Copy each line that has the string "number" somewhere in it.

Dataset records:
---

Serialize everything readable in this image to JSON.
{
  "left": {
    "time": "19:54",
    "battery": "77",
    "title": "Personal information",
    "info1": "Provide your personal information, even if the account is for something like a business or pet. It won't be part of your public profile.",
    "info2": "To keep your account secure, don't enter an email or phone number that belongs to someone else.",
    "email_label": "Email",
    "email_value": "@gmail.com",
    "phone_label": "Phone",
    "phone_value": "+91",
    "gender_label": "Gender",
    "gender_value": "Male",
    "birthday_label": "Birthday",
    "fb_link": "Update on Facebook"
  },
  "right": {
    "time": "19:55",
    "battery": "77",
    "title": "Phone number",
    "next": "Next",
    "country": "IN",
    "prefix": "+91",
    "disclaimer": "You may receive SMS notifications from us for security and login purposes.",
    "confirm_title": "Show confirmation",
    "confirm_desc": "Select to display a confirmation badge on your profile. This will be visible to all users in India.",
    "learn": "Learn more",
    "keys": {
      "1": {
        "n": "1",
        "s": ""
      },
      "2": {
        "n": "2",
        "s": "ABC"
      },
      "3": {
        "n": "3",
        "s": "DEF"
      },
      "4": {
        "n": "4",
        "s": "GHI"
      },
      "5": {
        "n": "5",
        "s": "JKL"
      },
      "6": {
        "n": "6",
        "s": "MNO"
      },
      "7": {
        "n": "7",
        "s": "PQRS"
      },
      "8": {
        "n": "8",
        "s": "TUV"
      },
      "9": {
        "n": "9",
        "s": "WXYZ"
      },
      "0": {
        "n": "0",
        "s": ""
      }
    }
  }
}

---

### EXERCISE SOLUTION
    "info2": "To keep your account secure, don't enter an email or phone number that belongs to someone else.",
    "title": "Phone number",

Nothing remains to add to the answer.